--- GOAL ---
Your task is to output the entries below word for word.

--- ENTRIES SUPPLIED ---

** Start **

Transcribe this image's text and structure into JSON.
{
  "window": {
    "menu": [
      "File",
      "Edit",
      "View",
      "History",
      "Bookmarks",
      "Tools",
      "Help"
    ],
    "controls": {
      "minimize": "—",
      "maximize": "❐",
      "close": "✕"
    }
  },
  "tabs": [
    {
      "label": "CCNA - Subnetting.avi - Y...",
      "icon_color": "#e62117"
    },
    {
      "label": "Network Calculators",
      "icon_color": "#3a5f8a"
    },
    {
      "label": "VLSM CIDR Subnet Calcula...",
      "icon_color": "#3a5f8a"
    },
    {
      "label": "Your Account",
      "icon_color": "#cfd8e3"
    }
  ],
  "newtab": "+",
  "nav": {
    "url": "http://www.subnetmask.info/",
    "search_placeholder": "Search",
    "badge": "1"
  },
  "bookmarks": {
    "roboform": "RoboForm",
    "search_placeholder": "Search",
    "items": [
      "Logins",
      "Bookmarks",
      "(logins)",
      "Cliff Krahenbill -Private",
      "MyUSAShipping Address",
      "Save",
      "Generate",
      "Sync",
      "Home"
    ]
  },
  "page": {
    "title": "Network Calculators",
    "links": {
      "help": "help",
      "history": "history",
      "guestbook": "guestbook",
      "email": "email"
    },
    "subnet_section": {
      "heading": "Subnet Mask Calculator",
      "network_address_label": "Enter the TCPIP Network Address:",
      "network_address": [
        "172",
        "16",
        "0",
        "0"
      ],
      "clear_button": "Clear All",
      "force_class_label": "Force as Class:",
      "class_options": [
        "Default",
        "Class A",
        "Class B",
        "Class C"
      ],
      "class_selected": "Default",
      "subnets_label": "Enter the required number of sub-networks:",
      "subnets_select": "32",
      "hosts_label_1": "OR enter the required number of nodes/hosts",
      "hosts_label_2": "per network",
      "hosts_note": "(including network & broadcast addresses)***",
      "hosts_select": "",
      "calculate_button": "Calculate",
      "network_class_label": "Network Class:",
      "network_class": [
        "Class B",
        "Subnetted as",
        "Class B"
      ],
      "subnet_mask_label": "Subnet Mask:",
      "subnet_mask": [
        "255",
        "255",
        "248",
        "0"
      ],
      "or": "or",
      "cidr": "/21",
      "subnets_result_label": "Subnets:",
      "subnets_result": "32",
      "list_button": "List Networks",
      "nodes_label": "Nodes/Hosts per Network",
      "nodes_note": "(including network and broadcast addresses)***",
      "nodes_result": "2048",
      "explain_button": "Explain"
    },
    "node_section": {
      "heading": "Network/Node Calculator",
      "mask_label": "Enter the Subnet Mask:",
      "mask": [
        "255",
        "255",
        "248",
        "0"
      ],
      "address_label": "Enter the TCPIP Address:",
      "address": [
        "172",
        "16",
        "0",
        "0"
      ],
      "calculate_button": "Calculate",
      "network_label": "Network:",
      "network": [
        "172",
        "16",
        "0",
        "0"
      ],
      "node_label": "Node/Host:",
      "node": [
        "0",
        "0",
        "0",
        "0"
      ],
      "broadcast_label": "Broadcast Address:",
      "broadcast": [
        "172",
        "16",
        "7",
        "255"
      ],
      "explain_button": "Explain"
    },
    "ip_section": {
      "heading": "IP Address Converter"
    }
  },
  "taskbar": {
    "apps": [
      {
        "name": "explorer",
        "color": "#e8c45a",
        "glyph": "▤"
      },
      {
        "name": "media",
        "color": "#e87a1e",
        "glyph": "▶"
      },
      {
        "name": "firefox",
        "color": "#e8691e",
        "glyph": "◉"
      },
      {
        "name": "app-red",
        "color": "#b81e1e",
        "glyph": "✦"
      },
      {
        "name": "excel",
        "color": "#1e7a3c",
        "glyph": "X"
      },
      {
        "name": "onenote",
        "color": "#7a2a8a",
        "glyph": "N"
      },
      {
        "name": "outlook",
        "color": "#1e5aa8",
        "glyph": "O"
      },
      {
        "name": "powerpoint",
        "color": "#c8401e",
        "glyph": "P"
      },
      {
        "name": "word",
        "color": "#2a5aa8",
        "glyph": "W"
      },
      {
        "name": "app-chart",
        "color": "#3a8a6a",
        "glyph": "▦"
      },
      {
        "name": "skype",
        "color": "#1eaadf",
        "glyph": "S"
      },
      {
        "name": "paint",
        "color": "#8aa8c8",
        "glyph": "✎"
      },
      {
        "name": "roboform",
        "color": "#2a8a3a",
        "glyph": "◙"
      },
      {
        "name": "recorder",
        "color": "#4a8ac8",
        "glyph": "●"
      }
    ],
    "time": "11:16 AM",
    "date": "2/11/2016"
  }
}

** End **

--- EXPECTED OUTPUT ---
Transcribe this image's text and structure into JSON.
{
  "window": {
    "menu": [
      "File",
      "Edit",
      "View",
      "History",
      "Bookmarks",
      "Tools",
      "Help"
    ],
    "controls": {
      "minimize": "—",
      "maximize": "❐",
      "close": "✕"
    }
  },
  "tabs": [
    {
      "label": "CCNA - Subnetting.avi - Y...",
      "icon_color": "#e62117"
    },
    {
      "label": "Network Calculators",
      "icon_color": "#3a5f8a"
    },
    {
      "label": "VLSM CIDR Subnet Calcula...",
      "icon_color": "#3a5f8a"
    },
    {
      "label": "Your Account",
      "icon_color": "#cfd8e3"
    }
  ],
  "newtab": "+",
  "nav": {
    "url": "http://www.subnetmask.info/",
    "search_placeholder": "Search",
    "badge": "1"
  },
  "bookmarks": {
    "roboform": "RoboForm",
    "search_placeholder": "Search",
    "items": [
      "Logins",
      "Bookmarks",
      "(logins)",
      "Cliff Krahenbill -Private",
      "MyUSAShipping Address",
      "Save",
      "Generate",
      "Sync",
      "Home"
    ]
  },
  "page": {
    "title": "Network Calculators",
    "links": {
      "help": "help",
      "history": "history",
      "guestbook": "guestbook",
      "email": "email"
    },
    "subnet_section": {
      "heading": "Subnet Mask Calculator",
      "network_address_label": "Enter the TCPIP Network Address:",
      "network_address": [
        "172",
        "16",
        "0",
        "0"
      ],
      "clear_button": "Clear All",
      "force_class_label": "Force as Class:",
      "class_options": [
        "Default",
        "Class A",
        "Class B",
        "Class C"
      ],
      "class_selected": "Default",
      "subnets_label": "Enter the required number of sub-networks:",
      "subnets_select": "32",
      "hosts_label_1": "OR enter the required number of nodes/hosts",
      "hosts_label_2": "per network",
      "hosts_note": "(including network & broadcast addresses)***",
      "hosts_select": "",
      "calculate_button": "Calculate",
      "network_class_label": "Network Class:",
      "network_class": [
        "Class B",
        "Subnetted as",
        "Class B"
      ],
      "subnet_mask_label": "Subnet Mask:",
      "subnet_mask": [
        "255",
        "255",
        "248",
        "0"
      ],
      "or": "or",
      "cidr": "/21",
      "subnets_result_label": "Subnets:",
      "subnets_result": "32",
      "list_button": "List Networks",
      "nodes_label": "Nodes/Hosts per Network",
      "nodes_note": "(including network and broadcast addresses)***",
      "nodes_result": "2048",
      "explain_button": "Explain"
    },
    "node_section": {
      "heading": "Network/Node Calculator",
      "mask_label": "Enter the Subnet Mask:",
      "mask": [
        "255",
        "255",
        "248",
        "0"
      ],
      "address_label": "Enter the TCPIP Address:",
      "address": [
        "172",
        "16",
        "0",
        "0"
      ],
      "calculate_button": "Calculate",
      "network_label": "Network:",
      "network": [
        "172",
        "16",
        "0",
        "0"
      ],
      "node_label": "Node/Host:",
      "node": [
        "0",
        "0",
        "0",
        "0"
      ],
      "broadcast_label": "Broadcast Address:",
      "broadcast": [
        "172",
        "16",
        "7",
        "255"
      ],
      "explain_button": "Explain"
    },
    "ip_section": {
      "heading": "IP Address Converter"
    }
  },
  "taskbar": {
    "apps": [
      {
        "name": "explorer",
        "color": "#e8c45a",
        "glyph": "▤"
      },
      {
        "name": "media",
        "color": "#e87a1e",
        "glyph": "▶"
      },
      {
        "name": "firefox",
        "color": "#e8691e",
        "glyph": "◉"
      },
      {
        "name": "app-red",
        "color": "#b81e1e",
        "glyph": "✦"
      },
      {
        "name": "excel",
        "color": "#1e7a3c",
        "glyph": "X"
      },
      {
        "name": "onenote",
        "color": "#7a2a8a",
        "glyph": "N"
      },
      {
        "name": "outlook",
        "color": "#1e5aa8",
        "glyph": "O"
      },
      {
        "name": "powerpoint",
        "color": "#c8401e",
        "glyph": "P"
      },
      {
        "name": "word",
        "color": "#2a5aa8",
        "glyph": "W"
      },
      {
        "name": "app-chart",
        "color": "#3a8a6a",
        "glyph": "▦"
      },
      {
        "name": "skype",
        "color": "#1eaadf",
        "glyph": "S"
      },
      {
        "name": "paint",
        "color": "#8aa8c8",
        "glyph": "✎"
      },
      {
        "name": "roboform",
        "color": "#2a8a3a",
        "glyph": "◙"
      },
      {
        "name": "recorder",
        "color": "#4a8ac8",
        "glyph": "●"
      }
    ],
    "time": "11:16 AM",
    "date": "2/11/2016"
  }
}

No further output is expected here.